Supplied information
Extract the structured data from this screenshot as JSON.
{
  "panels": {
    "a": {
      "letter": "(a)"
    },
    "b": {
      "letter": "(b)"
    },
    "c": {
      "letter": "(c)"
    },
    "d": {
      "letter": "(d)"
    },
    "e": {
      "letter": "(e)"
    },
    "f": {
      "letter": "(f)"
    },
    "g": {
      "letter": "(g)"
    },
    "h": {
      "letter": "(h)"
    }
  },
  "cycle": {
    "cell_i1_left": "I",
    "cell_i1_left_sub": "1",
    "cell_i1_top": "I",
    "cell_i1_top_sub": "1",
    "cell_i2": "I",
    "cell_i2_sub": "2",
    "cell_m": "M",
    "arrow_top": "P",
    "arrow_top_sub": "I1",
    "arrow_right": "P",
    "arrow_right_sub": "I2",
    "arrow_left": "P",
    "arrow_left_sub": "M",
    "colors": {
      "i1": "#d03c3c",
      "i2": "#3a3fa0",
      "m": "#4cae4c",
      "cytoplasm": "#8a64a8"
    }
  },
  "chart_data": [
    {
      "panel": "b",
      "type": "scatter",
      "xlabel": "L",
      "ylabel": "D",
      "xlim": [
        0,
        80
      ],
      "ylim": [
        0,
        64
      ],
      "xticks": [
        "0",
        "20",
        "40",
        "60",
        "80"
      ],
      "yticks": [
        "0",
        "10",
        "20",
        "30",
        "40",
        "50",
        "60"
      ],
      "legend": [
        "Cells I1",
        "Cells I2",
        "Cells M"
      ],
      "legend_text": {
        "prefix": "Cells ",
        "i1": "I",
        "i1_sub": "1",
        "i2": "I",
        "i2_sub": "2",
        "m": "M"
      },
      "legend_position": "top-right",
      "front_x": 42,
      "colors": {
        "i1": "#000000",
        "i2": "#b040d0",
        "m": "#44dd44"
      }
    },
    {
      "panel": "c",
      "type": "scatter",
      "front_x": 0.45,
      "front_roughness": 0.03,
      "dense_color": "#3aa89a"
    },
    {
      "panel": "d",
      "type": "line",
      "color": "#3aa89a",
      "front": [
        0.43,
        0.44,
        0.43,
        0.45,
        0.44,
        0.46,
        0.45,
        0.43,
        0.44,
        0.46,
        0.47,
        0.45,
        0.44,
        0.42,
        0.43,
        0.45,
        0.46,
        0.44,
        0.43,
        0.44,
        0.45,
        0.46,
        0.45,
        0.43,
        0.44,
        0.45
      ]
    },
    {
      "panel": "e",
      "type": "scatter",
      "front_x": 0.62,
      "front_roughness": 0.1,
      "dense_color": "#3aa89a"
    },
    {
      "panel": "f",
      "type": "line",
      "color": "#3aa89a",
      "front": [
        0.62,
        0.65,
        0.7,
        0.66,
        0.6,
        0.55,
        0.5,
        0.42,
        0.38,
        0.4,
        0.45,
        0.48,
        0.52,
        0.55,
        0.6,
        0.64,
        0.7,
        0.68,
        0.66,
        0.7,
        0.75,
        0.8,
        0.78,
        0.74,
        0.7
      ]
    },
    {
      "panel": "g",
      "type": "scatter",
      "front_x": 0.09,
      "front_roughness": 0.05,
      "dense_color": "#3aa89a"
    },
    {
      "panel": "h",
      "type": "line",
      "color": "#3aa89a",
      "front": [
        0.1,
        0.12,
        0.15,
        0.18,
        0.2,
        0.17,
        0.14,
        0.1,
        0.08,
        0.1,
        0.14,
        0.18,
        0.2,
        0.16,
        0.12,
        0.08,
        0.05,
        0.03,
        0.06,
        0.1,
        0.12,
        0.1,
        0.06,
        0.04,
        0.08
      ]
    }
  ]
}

Exercise instructions
Gather every line containing the word "letter" and copy it.

Response for this exercise
      "letter": "(a)"
      "letter": "(b)"
      "letter": "(c)"
      "letter": "(d)"
      "letter": "(e)"
      "letter": "(f)"
      "letter": "(g)"
      "letter": "(h)"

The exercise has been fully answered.